** Start Exercise materials **
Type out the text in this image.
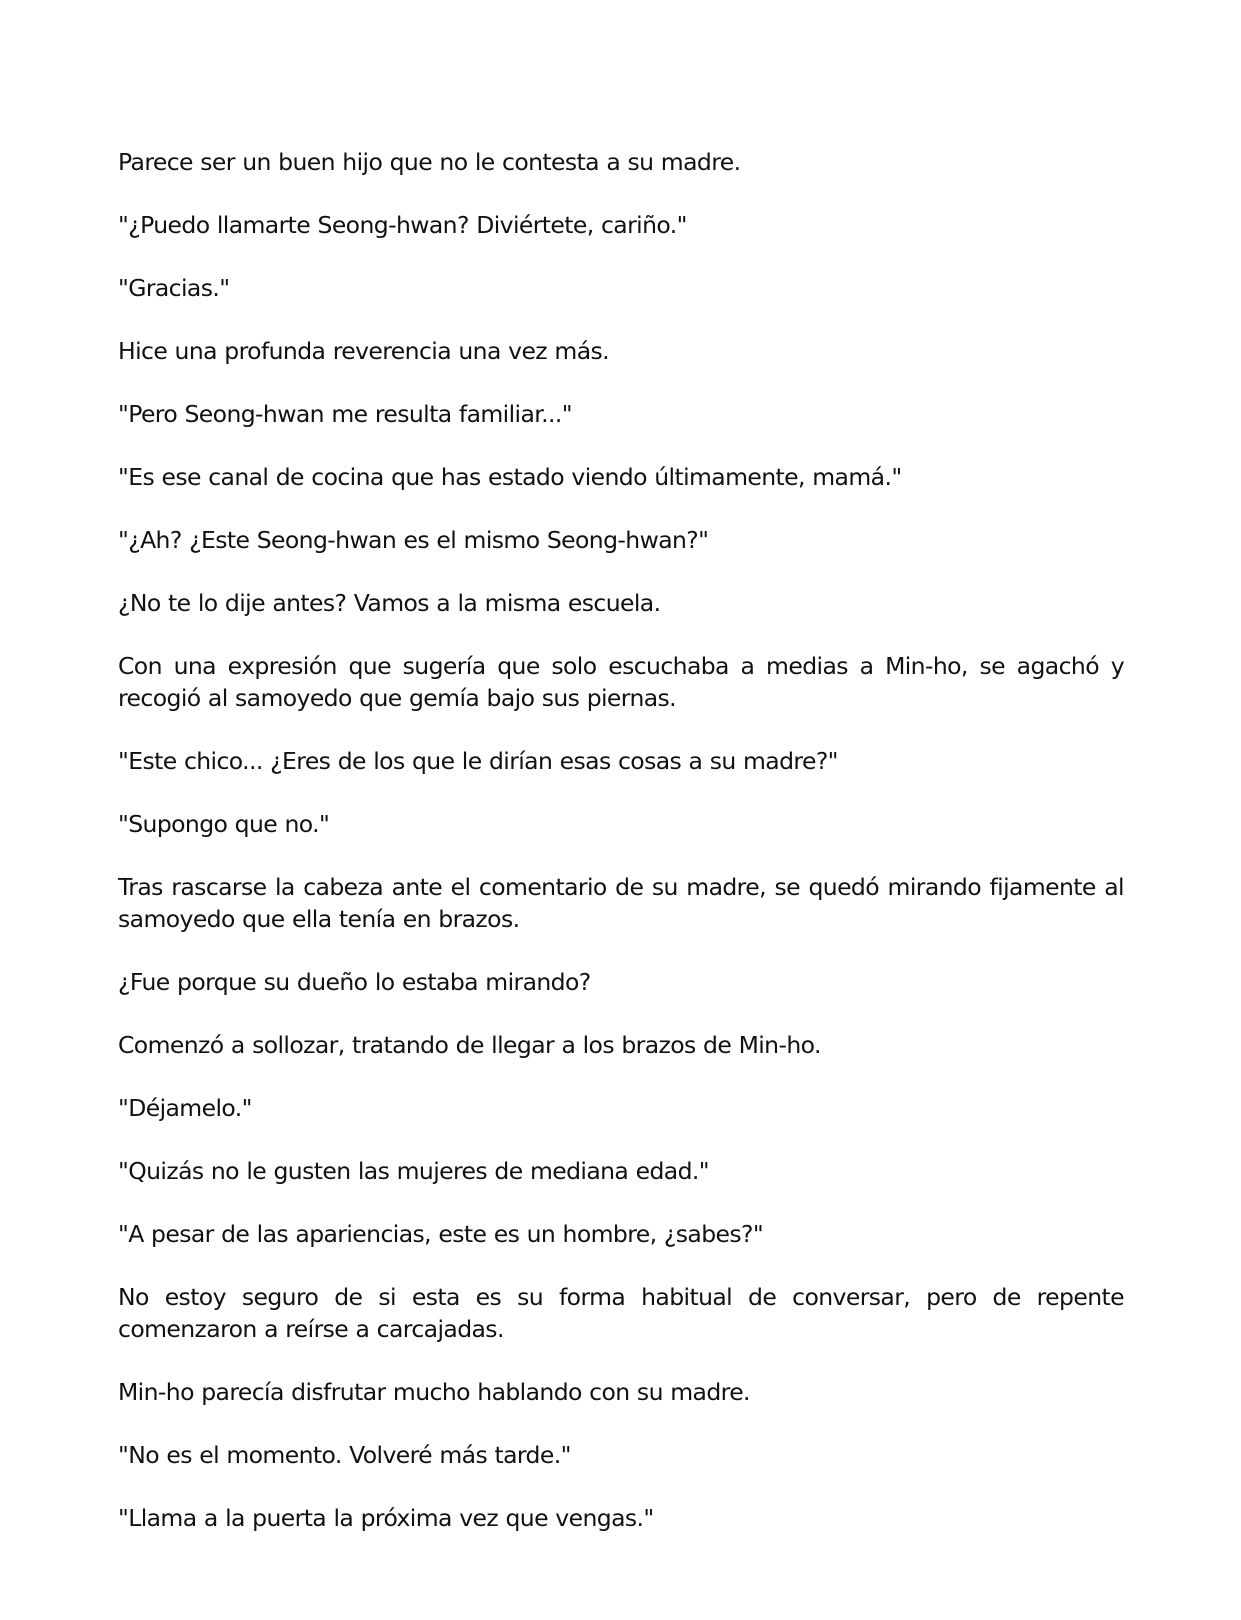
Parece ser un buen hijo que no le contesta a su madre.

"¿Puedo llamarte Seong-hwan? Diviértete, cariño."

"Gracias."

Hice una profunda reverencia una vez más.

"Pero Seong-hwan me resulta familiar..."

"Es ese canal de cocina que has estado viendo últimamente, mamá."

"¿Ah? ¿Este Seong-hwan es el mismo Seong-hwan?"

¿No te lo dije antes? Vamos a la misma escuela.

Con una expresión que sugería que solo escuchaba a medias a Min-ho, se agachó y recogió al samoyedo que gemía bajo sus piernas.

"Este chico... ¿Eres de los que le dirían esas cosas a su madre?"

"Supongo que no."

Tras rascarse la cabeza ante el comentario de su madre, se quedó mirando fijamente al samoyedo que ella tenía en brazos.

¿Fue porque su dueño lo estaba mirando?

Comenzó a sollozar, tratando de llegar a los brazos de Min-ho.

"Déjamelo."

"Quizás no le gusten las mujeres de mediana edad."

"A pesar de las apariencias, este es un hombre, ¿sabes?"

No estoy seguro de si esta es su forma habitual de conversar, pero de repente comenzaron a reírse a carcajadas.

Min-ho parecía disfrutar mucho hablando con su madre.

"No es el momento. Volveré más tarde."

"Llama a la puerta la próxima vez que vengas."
** End Exercise materials **
** Start Exercise materials **
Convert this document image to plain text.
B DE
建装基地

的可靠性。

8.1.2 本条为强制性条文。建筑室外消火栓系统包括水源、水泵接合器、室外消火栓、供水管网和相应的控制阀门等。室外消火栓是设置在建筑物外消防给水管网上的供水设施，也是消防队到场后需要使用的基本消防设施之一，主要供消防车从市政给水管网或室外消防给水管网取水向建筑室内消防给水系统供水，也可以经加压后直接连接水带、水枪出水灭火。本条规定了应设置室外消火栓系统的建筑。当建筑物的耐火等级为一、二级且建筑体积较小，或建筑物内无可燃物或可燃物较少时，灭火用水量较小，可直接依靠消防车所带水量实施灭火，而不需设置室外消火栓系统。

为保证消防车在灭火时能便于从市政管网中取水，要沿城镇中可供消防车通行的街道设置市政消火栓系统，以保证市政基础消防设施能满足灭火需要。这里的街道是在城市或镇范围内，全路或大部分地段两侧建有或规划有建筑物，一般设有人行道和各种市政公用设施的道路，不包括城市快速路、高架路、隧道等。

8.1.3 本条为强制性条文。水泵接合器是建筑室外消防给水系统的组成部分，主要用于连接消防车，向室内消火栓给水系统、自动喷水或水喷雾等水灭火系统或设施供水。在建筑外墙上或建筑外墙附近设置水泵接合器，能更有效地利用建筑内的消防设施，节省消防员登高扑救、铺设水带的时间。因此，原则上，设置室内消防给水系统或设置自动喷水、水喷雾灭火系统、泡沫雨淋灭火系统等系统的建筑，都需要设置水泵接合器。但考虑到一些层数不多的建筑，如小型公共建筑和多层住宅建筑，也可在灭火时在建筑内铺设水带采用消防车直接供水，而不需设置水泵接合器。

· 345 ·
** End Exercise materials **
(Task description): List all lines above in which the string "madre" appears.

(Result of the exercise):
Parece ser un buen hijo que no le contesta a su madre.
"Este chico... ¿Eres de los que le dirían esas cosas a su madre?"
Tras rascarse la cabeza ante el comentario de su madre, se quedó mirando fijamente al samoyedo que ella tenía en brazos.
Min-ho parecía disfrutar mucho hablando con su madre.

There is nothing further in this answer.